Recorded data
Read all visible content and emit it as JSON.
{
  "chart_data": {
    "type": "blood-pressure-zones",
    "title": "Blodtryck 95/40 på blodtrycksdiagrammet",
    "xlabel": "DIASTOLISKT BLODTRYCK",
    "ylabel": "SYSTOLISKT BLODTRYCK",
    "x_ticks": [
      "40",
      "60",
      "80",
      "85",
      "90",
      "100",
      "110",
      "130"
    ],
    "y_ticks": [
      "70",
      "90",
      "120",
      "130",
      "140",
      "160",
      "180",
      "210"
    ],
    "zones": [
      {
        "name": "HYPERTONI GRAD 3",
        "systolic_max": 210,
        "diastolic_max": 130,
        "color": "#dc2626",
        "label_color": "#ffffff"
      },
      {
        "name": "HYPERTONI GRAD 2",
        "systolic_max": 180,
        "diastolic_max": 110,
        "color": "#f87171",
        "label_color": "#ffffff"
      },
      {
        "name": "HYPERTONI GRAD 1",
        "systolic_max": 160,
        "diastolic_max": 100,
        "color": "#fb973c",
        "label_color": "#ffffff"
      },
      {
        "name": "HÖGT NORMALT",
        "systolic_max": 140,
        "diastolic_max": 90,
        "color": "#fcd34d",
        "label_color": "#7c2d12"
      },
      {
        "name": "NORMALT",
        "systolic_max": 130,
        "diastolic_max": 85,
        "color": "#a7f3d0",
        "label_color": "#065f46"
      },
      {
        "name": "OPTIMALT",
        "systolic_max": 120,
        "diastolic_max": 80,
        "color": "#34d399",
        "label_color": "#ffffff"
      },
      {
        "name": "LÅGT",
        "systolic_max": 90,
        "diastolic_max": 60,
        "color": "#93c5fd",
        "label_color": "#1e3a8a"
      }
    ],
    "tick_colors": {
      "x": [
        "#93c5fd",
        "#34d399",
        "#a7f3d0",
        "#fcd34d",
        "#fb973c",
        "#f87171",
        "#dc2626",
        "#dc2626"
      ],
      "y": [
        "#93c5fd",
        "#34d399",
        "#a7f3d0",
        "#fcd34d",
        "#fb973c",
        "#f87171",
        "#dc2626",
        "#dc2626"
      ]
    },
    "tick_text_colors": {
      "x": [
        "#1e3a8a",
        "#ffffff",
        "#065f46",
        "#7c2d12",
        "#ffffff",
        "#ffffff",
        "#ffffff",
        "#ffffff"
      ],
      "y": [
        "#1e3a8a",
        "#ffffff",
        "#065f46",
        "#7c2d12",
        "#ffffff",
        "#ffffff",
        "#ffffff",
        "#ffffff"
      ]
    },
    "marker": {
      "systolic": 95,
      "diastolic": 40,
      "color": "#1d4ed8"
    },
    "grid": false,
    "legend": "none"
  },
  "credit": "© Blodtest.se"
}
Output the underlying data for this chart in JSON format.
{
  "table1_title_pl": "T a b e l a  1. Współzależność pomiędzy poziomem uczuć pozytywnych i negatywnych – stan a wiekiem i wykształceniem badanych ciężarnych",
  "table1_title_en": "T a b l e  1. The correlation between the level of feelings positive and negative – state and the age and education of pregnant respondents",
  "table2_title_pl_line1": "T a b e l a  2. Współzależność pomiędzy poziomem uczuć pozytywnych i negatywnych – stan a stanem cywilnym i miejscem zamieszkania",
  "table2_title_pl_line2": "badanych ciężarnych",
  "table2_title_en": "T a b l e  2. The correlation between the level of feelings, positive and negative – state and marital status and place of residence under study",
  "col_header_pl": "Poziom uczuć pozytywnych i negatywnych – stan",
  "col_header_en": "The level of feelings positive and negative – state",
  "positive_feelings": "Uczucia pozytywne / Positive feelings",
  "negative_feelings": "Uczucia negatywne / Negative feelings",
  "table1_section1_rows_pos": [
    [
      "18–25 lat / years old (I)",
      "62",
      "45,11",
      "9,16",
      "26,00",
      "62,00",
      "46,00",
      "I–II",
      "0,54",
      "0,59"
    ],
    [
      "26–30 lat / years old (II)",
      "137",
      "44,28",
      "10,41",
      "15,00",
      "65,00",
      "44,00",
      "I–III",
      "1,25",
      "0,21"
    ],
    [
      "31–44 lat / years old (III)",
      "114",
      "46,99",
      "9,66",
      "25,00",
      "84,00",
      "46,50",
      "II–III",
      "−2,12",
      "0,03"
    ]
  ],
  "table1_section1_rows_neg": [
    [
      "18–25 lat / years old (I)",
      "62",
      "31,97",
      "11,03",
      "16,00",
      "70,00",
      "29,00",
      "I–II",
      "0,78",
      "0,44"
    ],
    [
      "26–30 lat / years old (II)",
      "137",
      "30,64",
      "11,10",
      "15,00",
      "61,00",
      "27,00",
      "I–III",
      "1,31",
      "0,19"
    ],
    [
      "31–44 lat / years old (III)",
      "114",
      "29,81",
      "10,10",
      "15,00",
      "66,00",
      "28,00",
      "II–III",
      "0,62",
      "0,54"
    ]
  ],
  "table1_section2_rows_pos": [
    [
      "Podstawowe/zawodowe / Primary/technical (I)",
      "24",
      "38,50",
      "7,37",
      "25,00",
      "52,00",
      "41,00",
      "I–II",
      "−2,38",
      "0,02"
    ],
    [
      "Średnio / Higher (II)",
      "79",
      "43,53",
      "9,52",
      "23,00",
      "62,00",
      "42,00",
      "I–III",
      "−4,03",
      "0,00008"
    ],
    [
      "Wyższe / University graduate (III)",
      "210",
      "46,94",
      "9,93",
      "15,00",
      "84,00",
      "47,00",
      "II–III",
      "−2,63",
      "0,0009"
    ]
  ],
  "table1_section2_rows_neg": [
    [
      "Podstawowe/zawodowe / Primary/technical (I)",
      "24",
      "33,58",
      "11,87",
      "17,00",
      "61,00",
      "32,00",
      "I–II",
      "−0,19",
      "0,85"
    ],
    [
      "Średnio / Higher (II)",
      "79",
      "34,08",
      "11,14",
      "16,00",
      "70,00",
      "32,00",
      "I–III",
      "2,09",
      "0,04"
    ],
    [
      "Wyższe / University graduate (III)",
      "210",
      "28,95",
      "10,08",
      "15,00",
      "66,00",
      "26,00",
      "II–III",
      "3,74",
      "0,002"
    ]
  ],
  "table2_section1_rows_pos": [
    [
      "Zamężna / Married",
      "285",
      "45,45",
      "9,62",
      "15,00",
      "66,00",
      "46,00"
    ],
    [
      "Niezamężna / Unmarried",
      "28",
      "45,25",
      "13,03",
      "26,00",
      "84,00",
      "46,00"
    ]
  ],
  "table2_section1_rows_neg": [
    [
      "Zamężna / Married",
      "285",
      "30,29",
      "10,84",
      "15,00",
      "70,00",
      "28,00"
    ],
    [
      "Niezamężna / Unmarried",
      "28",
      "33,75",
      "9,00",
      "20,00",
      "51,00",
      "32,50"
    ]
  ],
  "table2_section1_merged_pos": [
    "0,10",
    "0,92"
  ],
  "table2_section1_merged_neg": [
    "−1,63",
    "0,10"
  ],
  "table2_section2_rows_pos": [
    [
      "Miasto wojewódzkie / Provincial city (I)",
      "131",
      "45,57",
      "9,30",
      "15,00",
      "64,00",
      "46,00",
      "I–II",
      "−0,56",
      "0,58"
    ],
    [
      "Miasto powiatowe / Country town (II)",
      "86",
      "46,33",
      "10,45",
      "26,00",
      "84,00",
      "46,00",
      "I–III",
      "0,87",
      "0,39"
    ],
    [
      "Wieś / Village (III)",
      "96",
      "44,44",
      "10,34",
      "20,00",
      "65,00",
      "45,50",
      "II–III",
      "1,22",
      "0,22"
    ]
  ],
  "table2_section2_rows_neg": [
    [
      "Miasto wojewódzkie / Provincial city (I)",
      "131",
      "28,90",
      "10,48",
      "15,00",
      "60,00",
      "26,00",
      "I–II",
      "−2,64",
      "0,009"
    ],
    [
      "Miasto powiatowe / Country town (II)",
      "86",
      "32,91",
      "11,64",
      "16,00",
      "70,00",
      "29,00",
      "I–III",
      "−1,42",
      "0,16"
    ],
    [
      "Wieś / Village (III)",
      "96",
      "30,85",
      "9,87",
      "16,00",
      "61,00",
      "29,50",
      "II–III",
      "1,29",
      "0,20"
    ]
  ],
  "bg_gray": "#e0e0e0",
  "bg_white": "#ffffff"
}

EXERCISE REQUIREMENTS:
Show every line from the entries above in which the word "state" appears.

REPLY:
  "table1_title_en": "T a b l e  1. The correlation between the level of feelings positive and negative – state and the age and education of pregnant respondents",
  "table2_title_en": "T a b l e  2. The correlation between the level of feelings, positive and negative – state and marital status and place of residence under study",
  "col_header_en": "The level of feelings positive and negative – state",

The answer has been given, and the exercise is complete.